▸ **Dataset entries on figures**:

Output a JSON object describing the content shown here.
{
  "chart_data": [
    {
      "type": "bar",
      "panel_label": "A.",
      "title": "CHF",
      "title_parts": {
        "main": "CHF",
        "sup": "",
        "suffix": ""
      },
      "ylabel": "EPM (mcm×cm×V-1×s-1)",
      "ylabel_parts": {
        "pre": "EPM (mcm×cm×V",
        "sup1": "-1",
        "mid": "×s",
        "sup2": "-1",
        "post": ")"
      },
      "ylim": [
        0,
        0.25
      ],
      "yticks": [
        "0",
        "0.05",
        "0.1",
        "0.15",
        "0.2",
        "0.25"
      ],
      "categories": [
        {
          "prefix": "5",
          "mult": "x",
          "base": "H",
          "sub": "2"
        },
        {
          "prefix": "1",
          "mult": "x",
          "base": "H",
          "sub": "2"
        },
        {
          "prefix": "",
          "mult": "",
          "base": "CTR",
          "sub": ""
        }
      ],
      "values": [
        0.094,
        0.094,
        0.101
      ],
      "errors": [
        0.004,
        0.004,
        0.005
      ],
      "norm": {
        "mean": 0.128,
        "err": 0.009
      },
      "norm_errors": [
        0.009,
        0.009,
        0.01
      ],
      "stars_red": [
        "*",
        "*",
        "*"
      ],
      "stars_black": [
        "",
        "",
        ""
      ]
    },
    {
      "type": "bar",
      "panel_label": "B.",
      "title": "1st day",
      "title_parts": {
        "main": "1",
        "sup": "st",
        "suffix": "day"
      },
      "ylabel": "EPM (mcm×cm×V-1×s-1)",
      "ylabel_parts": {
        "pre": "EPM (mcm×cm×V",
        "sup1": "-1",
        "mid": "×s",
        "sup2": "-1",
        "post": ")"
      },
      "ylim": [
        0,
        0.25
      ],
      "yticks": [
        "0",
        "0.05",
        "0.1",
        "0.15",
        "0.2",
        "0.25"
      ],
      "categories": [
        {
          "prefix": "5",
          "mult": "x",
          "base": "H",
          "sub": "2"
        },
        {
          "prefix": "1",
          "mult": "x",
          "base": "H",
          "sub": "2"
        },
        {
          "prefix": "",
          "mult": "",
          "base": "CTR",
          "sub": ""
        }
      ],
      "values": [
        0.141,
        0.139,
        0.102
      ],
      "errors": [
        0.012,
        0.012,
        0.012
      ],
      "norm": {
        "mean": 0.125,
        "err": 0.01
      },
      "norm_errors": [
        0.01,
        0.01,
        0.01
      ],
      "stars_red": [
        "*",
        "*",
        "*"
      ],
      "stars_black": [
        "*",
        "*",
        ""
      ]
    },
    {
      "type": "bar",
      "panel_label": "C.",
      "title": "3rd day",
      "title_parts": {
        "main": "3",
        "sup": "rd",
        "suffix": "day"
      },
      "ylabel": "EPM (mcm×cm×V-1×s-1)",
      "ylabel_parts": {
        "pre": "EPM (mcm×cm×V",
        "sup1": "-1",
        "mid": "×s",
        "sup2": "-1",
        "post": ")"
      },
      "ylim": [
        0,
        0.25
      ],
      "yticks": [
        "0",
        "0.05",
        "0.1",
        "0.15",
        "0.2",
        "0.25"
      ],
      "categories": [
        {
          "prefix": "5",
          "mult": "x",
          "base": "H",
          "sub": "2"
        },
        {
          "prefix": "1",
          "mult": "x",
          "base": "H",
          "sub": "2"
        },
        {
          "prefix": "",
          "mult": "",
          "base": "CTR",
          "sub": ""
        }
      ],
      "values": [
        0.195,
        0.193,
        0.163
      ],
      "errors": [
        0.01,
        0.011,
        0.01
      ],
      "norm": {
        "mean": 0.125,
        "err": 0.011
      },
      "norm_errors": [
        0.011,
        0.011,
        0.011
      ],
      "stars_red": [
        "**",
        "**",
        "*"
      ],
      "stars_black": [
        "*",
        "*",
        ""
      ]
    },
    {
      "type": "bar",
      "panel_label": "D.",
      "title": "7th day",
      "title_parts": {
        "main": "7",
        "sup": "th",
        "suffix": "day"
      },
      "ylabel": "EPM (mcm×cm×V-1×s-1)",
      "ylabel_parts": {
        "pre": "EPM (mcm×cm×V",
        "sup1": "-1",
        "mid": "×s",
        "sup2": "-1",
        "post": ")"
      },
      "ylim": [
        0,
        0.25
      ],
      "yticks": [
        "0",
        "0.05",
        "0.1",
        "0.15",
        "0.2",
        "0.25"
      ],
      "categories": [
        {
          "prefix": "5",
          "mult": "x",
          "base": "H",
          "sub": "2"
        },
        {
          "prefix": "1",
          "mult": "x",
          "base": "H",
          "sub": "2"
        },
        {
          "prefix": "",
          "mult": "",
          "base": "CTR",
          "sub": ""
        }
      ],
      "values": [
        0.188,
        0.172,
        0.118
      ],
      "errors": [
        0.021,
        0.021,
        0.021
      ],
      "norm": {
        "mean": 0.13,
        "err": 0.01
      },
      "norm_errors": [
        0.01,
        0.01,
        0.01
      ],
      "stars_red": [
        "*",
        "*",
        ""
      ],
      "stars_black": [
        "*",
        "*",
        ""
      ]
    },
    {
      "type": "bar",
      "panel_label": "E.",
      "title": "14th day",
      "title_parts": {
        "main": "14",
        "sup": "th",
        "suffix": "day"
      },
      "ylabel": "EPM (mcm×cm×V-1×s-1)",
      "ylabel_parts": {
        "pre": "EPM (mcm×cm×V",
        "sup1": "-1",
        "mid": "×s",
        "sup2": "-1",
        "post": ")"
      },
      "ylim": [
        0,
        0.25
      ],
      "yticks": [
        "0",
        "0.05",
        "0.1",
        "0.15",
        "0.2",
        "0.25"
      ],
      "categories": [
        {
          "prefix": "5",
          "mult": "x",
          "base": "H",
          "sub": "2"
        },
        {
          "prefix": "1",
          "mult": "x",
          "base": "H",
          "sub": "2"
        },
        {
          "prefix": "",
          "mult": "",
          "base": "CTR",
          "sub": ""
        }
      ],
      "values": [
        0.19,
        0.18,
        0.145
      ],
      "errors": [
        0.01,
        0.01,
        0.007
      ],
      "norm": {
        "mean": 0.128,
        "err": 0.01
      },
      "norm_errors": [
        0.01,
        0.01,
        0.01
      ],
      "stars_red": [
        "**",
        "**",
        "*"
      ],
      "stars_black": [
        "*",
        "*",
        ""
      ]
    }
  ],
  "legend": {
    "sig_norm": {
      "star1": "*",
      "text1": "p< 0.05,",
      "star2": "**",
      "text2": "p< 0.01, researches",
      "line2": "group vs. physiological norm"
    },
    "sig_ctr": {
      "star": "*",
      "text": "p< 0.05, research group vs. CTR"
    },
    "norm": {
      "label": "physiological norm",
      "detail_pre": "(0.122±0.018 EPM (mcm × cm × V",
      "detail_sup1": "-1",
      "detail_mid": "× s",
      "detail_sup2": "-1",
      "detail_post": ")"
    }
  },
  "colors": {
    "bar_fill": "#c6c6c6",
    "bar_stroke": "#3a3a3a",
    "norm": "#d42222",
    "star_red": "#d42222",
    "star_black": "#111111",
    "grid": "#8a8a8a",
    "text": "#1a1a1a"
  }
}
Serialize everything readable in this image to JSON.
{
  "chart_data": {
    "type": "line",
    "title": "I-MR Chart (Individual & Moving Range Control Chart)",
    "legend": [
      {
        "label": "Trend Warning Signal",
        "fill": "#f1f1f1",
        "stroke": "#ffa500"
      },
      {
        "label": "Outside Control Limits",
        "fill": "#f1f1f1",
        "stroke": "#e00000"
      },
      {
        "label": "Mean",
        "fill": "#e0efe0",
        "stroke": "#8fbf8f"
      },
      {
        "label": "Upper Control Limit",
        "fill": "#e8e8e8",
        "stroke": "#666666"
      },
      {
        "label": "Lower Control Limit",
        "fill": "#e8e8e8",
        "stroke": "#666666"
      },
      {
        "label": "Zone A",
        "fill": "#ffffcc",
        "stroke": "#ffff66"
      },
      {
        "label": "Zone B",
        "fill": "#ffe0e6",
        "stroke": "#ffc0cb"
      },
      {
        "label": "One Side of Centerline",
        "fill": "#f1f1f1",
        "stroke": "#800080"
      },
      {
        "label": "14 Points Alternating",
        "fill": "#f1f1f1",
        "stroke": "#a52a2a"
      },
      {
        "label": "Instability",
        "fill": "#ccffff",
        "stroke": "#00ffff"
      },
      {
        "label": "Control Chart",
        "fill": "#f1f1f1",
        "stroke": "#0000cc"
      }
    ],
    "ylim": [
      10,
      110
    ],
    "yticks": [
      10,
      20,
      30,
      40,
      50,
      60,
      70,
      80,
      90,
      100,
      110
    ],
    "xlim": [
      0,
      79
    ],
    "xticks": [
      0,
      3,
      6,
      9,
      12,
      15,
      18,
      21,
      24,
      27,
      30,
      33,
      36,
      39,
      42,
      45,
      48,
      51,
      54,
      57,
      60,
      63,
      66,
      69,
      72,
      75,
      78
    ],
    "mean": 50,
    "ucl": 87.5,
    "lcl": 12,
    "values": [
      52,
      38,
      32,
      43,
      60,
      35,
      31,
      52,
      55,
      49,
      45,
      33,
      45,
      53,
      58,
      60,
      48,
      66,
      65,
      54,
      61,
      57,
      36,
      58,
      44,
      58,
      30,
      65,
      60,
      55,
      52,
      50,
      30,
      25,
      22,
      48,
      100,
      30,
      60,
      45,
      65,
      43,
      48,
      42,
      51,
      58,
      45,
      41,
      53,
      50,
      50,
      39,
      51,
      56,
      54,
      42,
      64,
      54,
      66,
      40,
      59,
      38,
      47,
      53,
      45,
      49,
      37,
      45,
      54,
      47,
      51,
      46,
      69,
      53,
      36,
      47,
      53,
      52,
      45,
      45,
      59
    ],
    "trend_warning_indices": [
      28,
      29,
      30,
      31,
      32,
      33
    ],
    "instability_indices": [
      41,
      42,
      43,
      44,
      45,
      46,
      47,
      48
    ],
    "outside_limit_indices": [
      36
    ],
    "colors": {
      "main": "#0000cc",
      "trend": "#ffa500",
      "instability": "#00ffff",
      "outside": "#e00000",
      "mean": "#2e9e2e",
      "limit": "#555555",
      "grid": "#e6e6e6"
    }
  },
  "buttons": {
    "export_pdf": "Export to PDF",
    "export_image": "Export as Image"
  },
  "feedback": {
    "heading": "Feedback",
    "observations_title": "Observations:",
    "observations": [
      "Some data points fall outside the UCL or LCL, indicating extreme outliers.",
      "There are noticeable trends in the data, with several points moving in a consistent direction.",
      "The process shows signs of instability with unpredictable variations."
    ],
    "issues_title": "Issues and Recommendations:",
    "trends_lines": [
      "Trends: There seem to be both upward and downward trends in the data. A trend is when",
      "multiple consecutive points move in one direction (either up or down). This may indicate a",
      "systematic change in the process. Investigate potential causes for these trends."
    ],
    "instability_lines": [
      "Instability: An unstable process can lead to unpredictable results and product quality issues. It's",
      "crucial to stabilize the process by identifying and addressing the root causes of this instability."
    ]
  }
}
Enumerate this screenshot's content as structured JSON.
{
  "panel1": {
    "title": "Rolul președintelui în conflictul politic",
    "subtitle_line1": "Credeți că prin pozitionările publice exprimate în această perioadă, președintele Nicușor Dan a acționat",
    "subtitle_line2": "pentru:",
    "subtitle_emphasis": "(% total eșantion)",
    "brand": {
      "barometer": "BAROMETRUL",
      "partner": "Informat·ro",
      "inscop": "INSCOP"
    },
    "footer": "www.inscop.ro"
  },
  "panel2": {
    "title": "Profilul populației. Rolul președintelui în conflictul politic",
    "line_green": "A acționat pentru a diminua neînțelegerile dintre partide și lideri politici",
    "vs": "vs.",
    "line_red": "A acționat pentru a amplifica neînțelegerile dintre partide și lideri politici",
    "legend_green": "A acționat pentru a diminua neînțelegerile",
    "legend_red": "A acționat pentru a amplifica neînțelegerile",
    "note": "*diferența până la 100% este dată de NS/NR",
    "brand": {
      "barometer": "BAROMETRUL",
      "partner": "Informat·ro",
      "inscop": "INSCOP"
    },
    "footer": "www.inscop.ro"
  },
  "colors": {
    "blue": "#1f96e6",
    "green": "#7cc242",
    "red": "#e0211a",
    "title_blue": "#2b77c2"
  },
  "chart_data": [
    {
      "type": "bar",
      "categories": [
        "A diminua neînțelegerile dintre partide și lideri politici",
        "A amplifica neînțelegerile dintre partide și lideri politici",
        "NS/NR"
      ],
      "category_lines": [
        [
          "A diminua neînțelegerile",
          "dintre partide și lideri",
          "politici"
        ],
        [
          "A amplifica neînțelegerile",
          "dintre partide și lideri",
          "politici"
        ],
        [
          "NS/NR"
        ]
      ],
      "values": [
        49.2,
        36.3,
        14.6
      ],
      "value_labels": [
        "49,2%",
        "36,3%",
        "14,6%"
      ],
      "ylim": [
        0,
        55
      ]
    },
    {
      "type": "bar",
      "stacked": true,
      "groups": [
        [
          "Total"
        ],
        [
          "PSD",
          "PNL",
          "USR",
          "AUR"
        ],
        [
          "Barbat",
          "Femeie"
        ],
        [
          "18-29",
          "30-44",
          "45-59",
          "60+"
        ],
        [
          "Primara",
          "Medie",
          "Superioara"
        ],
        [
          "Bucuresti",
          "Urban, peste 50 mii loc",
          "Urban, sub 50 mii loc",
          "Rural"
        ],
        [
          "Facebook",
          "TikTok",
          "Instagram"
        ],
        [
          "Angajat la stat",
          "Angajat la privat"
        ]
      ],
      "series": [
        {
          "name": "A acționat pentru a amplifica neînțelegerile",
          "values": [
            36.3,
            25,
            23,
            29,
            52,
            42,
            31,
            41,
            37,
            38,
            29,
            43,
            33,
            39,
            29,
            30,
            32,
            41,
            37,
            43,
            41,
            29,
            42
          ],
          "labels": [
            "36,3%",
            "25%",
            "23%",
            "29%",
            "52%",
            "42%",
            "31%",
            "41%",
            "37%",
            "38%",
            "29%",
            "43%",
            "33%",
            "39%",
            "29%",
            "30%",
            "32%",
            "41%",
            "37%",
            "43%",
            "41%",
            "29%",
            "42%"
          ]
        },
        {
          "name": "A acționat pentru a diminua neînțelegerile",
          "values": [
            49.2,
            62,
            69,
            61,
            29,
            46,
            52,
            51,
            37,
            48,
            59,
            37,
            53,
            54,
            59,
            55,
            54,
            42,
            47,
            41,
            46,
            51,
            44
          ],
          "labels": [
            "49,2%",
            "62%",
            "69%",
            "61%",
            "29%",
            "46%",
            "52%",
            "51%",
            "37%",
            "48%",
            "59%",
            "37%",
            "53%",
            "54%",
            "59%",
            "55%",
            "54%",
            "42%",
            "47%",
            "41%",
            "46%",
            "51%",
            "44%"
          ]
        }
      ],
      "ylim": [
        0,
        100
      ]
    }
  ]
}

▸ **THE EXERCISE**: Scan the records above for the string "Urban", then report every line that contains it.

▸ **FINAL RESULT**:
          "Urban, peste 50 mii loc",
          "Urban, sub 50 mii loc",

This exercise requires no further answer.